Find the lines with "Ресурс" in them and copy them out.

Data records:
>> start

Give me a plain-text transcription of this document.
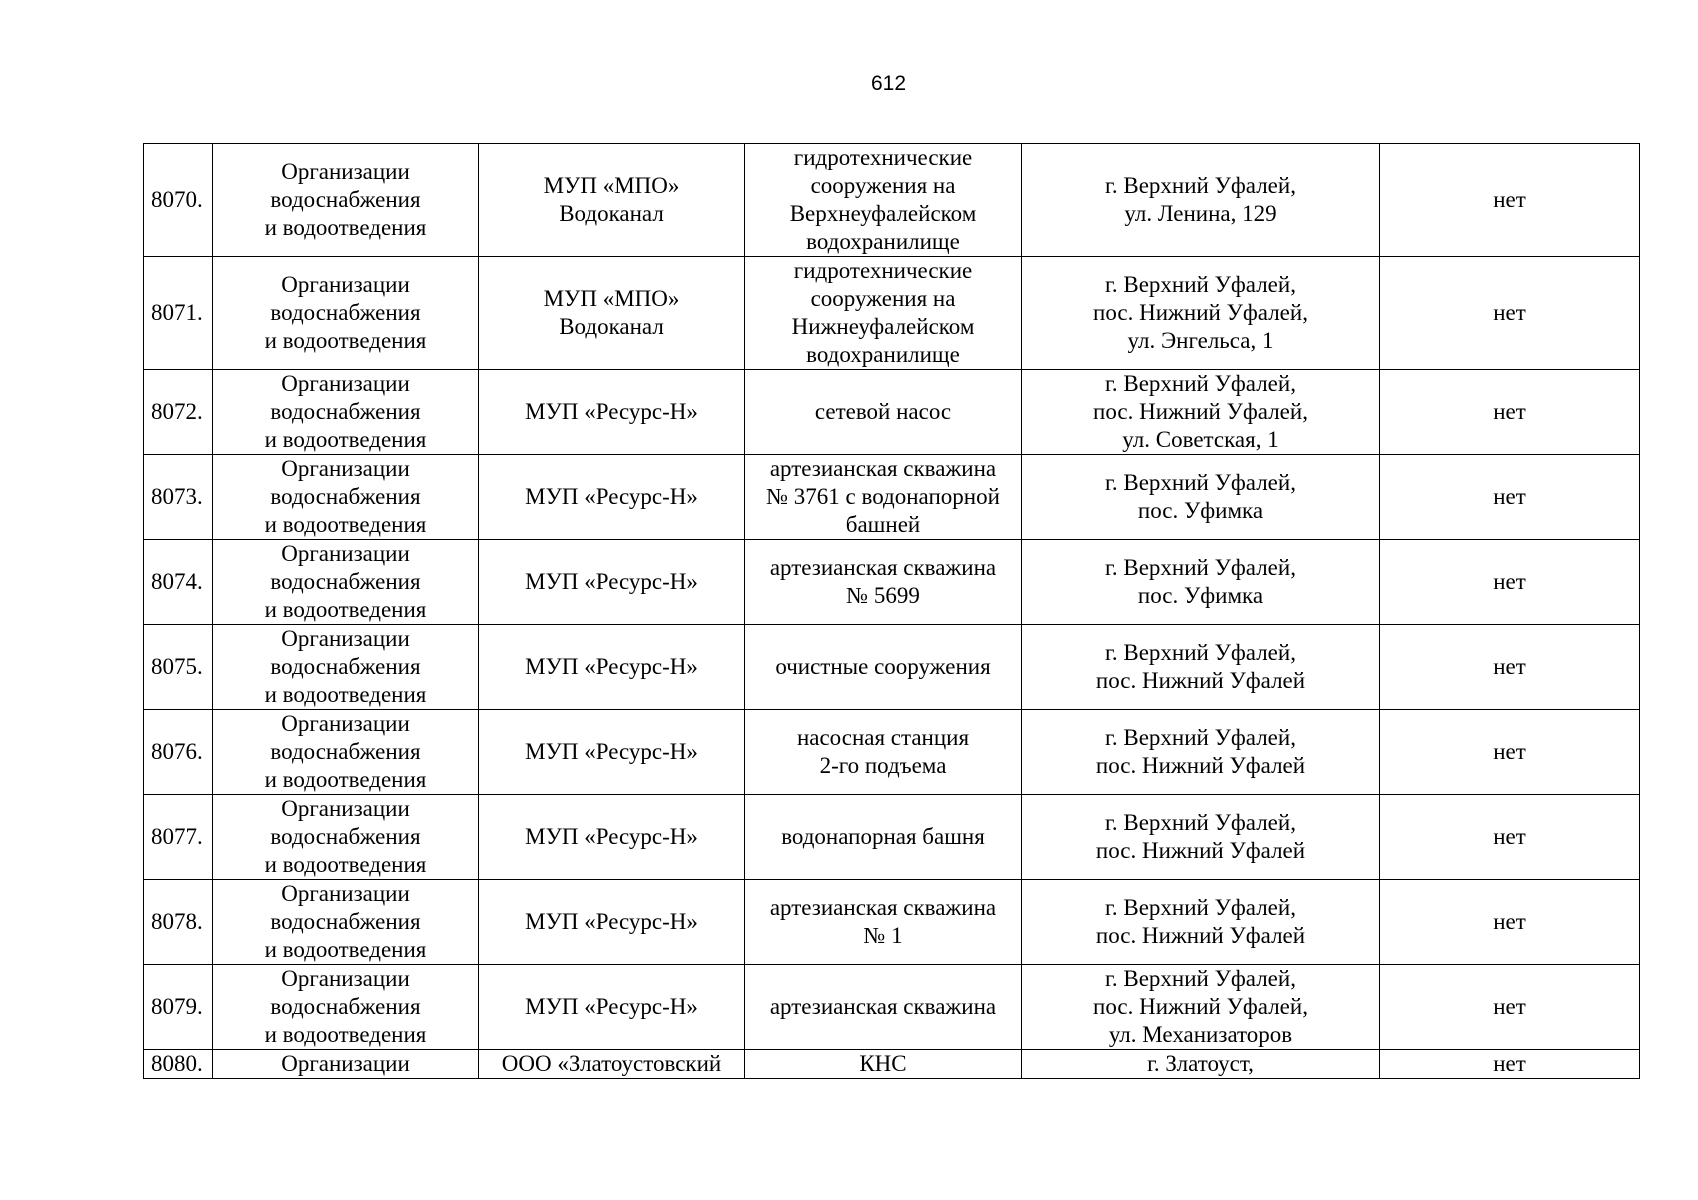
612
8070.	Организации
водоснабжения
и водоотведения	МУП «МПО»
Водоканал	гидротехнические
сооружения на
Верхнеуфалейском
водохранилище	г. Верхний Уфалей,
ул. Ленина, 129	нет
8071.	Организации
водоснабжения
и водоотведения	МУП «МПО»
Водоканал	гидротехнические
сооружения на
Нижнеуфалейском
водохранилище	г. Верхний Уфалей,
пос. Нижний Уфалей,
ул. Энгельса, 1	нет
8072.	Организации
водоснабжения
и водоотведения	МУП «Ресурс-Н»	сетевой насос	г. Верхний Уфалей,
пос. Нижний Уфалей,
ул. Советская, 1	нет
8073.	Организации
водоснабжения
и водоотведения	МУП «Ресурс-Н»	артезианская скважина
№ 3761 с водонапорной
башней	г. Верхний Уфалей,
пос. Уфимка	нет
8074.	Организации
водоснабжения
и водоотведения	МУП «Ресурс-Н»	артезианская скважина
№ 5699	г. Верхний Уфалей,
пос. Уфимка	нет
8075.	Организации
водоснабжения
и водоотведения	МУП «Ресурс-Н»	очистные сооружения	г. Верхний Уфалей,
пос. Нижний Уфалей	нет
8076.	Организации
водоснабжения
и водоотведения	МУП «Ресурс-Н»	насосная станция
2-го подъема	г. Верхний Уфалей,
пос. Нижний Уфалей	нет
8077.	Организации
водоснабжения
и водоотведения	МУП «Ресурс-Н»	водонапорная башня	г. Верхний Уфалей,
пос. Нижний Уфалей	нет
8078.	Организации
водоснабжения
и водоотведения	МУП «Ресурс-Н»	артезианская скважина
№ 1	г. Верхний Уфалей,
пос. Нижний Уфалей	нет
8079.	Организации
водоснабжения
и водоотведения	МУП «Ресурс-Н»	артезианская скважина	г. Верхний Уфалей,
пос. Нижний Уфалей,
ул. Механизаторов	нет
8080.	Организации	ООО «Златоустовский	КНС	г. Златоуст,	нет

>> end
>> start

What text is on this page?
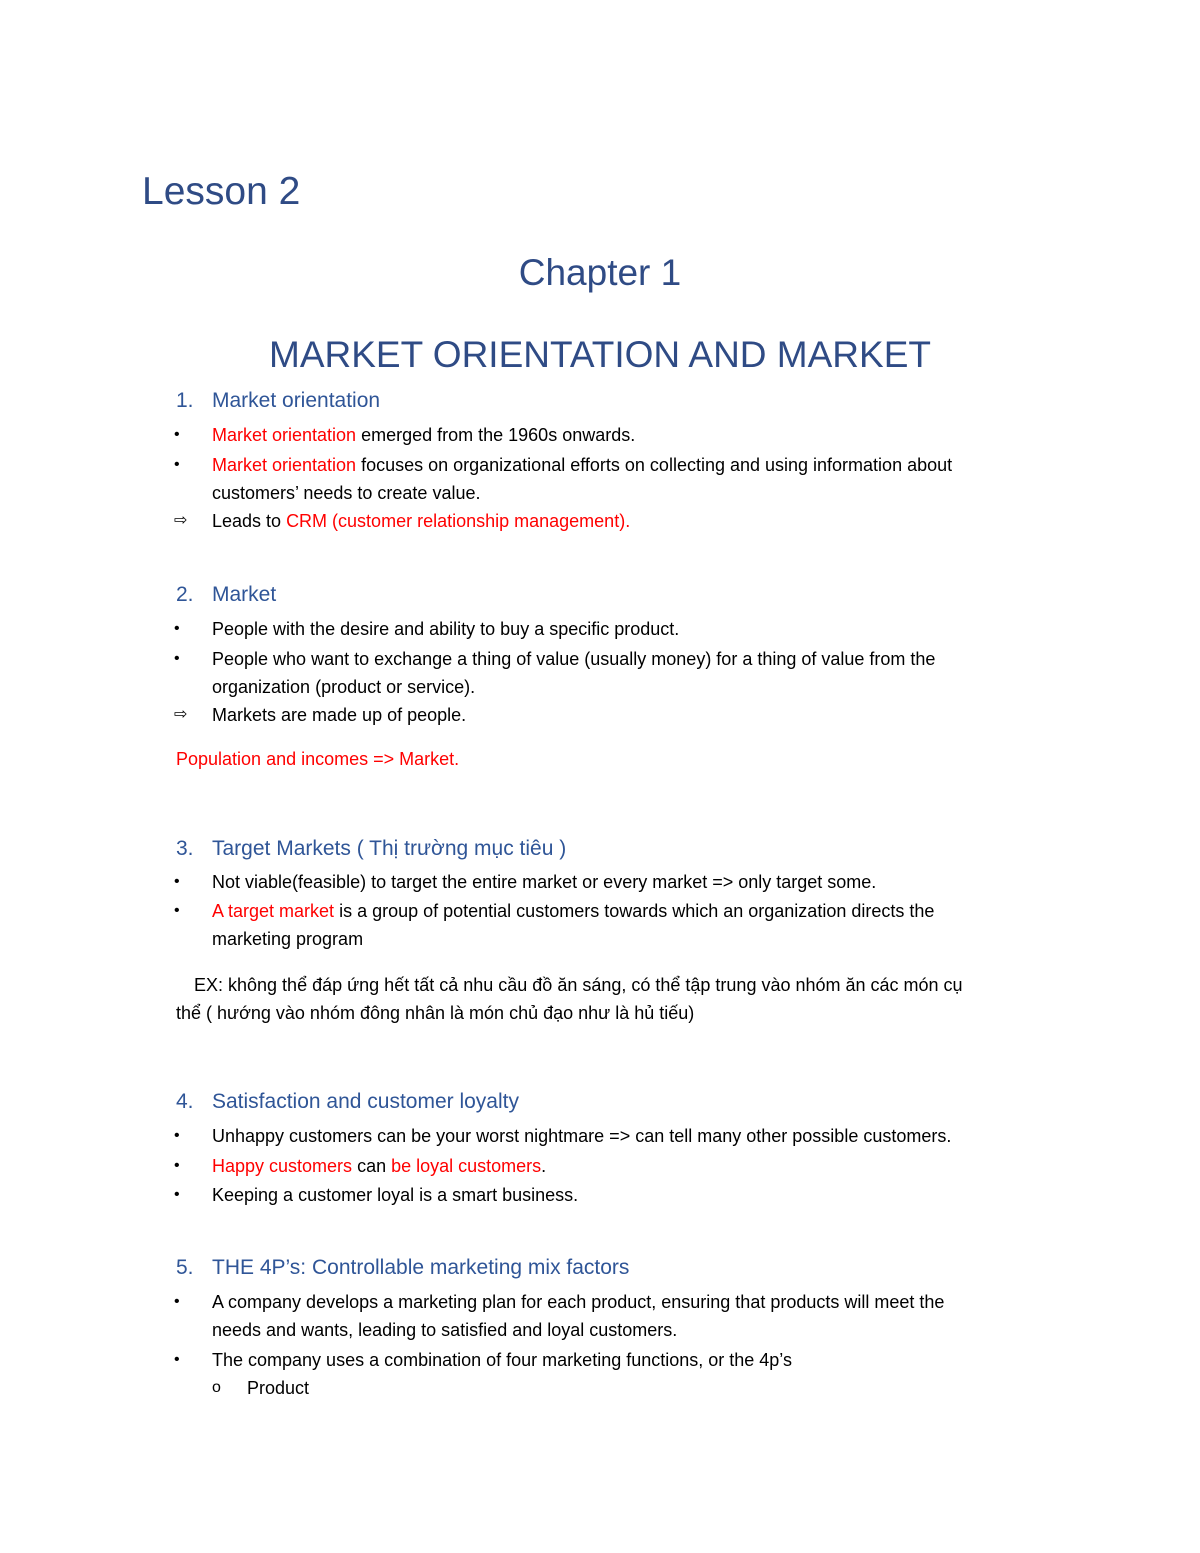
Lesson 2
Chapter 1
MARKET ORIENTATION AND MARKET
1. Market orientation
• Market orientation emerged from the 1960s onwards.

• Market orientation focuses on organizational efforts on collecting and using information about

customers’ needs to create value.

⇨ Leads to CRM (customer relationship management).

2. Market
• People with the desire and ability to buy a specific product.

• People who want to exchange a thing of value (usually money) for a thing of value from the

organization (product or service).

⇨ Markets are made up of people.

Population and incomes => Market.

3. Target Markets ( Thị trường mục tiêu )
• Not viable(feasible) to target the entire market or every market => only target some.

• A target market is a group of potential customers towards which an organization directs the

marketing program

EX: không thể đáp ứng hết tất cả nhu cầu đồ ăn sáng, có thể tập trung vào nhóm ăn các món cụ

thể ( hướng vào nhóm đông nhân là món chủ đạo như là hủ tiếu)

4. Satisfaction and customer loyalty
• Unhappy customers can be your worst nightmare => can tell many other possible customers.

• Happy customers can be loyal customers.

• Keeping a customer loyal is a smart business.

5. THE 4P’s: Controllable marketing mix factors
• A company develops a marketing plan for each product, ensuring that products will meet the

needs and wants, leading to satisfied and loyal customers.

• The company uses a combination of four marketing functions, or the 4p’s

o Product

>> end
>> start

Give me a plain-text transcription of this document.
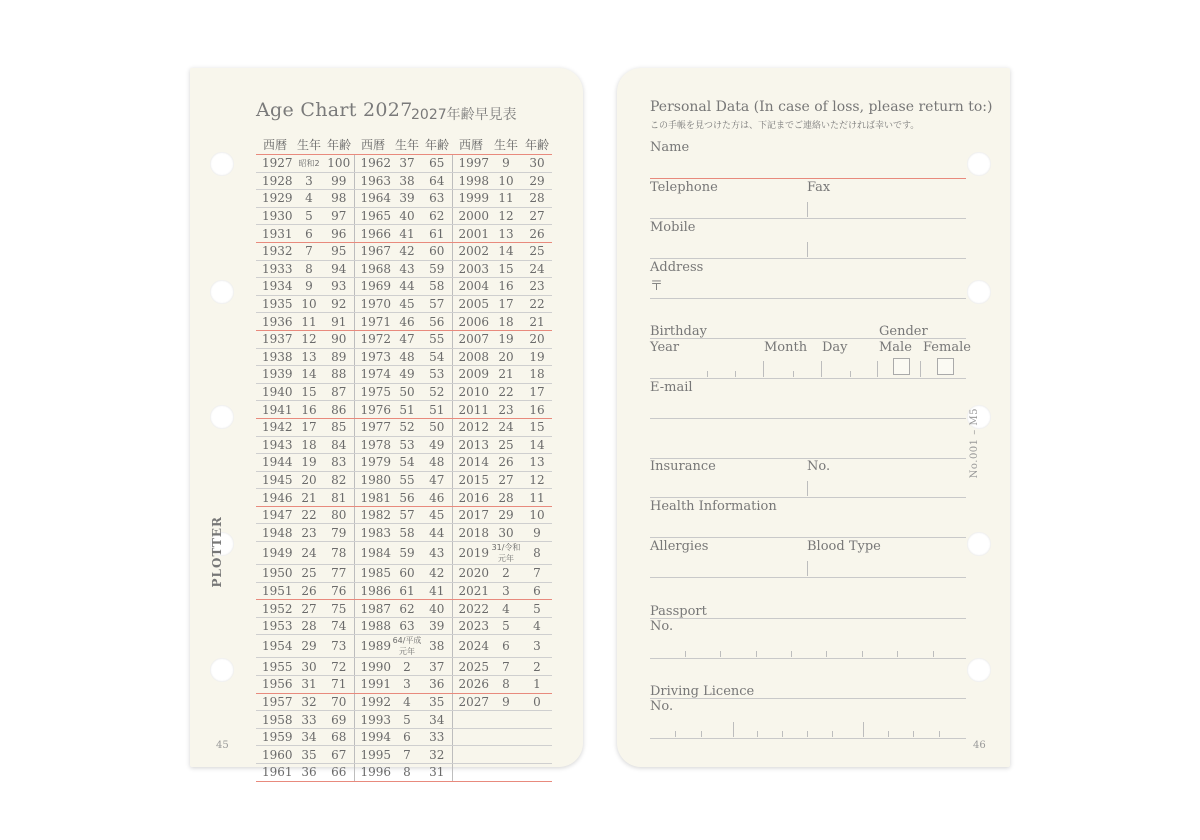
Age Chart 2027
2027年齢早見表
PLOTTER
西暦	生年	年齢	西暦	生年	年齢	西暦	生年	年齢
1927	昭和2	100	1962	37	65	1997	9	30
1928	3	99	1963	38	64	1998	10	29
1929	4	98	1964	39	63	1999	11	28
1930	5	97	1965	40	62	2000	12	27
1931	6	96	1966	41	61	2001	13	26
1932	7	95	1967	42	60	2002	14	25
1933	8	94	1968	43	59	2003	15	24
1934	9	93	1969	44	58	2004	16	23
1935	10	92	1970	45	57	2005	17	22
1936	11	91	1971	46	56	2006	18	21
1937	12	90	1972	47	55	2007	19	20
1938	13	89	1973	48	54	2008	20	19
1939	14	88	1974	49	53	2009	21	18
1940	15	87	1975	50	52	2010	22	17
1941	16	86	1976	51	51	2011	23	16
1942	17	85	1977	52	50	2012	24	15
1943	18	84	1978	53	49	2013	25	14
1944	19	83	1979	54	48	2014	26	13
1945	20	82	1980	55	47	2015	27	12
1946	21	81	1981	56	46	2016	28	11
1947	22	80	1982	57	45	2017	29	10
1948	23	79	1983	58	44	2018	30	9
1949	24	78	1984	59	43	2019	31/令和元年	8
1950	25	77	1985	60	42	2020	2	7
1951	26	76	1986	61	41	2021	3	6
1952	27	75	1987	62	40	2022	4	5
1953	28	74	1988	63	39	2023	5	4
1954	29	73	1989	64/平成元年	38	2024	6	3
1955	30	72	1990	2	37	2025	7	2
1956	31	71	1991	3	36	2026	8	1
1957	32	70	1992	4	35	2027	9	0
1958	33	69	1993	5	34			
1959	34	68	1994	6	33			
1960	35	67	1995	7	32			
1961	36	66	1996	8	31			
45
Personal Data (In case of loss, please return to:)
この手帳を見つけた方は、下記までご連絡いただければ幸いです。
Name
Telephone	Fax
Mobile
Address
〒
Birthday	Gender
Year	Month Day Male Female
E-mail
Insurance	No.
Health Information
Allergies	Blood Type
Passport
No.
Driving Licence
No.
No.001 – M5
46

>> end

Reply:
и водоотведения	МУП «Ресурс-Н»	сетевой насос	г. Верхний Уфалей,
и водоотведения	МУП «Ресурс-Н»	артезианская скважина
и водоотведения	МУП «Ресурс-Н»	артезианская скважина
и водоотведения	МУП «Ресурс-Н»	очистные сооружения	г. Верхний Уфалей,
и водоотведения	МУП «Ресурс-Н»	насосная станция
и водоотведения	МУП «Ресурс-Н»	водонапорная башня	г. Верхний Уфалей,
и водоотведения	МУП «Ресурс-Н»	артезианская скважина
и водоотведения	МУП «Ресурс-Н»	артезианская скважина	г. Верхний Уфалей,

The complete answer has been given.